▶ [WORK INSTRUCTIONS]:
Which lines of the records contain the string "boxes"? Find them all, with case counting, and copy each one.

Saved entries

_ _ _ _

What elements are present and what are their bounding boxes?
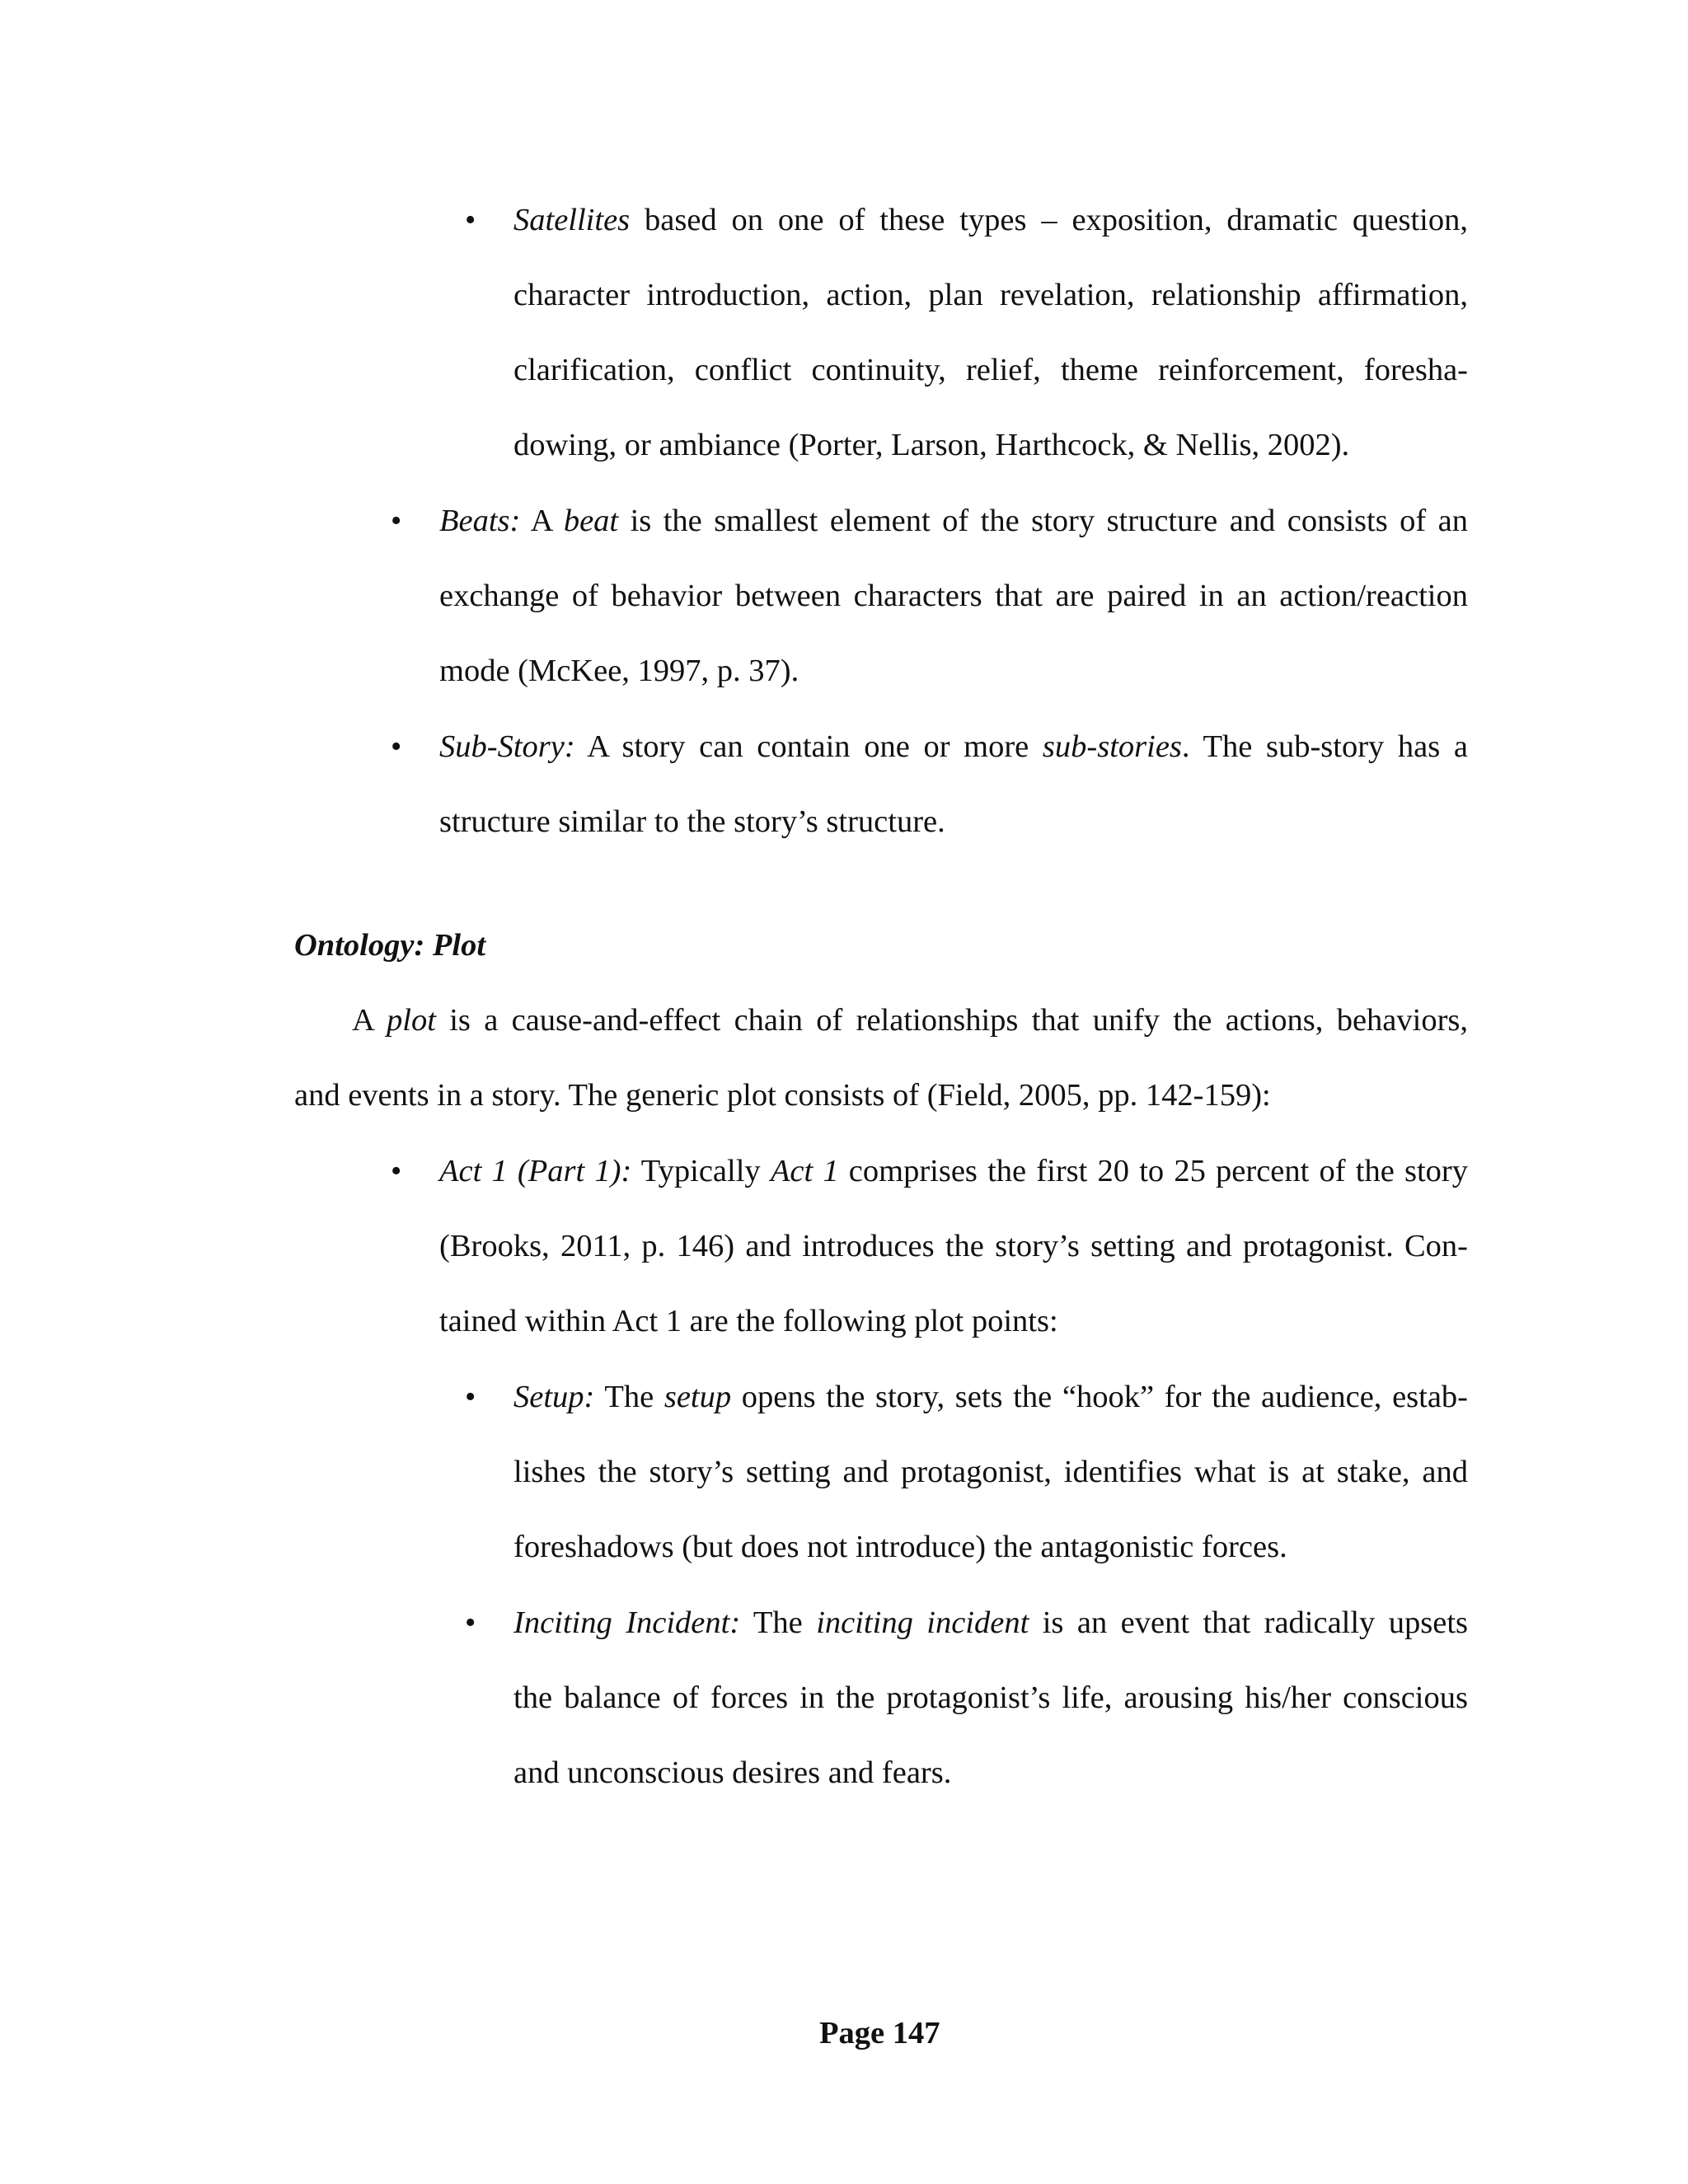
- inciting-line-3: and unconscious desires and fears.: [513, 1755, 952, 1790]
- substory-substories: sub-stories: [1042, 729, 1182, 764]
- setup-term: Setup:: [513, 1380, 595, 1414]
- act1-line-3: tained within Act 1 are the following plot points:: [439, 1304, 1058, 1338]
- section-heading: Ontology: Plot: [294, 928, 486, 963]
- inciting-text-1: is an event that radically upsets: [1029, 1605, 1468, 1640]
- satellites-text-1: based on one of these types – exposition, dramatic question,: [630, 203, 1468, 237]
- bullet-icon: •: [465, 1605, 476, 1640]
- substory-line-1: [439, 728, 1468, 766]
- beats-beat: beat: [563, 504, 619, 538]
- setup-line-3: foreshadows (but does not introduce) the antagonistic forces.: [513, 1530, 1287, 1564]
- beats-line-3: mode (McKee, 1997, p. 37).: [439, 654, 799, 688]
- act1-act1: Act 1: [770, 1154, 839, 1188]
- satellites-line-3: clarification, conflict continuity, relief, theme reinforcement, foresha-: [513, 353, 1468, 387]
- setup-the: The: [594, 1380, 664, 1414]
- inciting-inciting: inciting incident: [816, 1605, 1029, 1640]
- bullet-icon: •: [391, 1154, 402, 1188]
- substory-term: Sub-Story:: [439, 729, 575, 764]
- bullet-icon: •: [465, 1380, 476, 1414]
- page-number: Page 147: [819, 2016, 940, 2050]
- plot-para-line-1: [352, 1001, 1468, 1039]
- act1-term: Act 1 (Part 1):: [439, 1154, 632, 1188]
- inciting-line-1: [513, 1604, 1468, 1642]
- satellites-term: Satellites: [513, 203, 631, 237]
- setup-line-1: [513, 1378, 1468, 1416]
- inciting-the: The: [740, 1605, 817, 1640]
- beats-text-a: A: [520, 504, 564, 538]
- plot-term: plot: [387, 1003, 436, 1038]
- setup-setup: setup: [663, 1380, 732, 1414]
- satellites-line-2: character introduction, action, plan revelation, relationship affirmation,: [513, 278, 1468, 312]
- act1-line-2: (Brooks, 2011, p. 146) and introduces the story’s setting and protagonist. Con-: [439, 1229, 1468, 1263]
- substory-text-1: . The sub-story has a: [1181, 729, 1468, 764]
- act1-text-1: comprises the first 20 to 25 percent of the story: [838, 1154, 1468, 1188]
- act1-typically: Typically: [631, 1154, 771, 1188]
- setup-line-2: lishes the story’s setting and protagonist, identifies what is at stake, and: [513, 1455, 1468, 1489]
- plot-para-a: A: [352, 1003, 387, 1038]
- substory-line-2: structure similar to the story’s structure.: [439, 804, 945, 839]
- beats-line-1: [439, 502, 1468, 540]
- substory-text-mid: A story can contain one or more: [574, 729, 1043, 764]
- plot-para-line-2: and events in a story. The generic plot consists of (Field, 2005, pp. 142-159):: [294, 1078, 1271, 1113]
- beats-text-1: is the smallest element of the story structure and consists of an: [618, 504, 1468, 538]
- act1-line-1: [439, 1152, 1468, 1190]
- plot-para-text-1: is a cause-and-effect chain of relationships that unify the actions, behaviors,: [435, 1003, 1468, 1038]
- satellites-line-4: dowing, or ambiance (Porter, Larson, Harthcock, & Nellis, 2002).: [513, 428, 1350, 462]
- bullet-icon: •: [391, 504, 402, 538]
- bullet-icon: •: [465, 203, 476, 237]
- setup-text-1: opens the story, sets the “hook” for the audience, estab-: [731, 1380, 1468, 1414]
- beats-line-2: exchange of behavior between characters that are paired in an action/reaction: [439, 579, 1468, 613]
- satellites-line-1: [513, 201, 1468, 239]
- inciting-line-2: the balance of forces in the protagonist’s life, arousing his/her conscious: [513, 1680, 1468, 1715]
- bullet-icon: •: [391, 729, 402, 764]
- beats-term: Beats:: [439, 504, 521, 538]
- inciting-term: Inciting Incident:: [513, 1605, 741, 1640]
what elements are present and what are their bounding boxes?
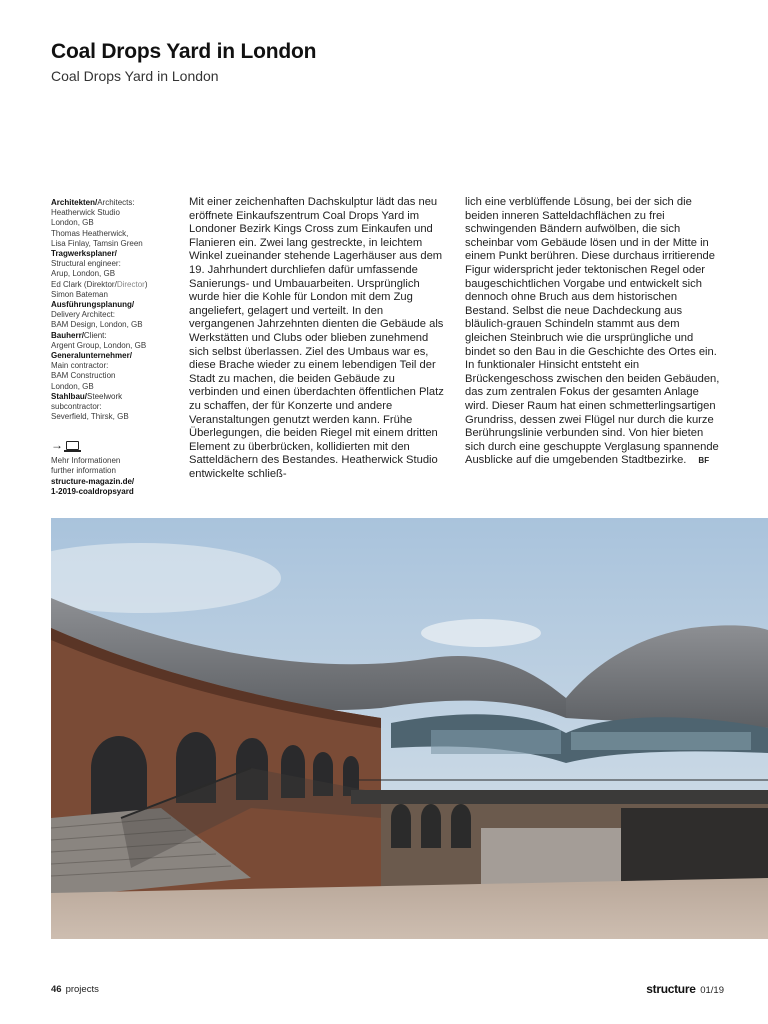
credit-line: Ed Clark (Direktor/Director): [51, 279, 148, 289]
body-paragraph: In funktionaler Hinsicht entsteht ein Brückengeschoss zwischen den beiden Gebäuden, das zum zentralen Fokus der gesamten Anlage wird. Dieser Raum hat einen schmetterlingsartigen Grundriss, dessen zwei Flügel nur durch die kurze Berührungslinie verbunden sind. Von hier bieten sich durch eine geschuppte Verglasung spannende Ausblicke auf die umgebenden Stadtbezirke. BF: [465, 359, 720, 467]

_ _ _ _

▶ [FINAL RESULT]:
What elements are present and what are their bounding boxes?
what elements are present and what are their bounding boxes?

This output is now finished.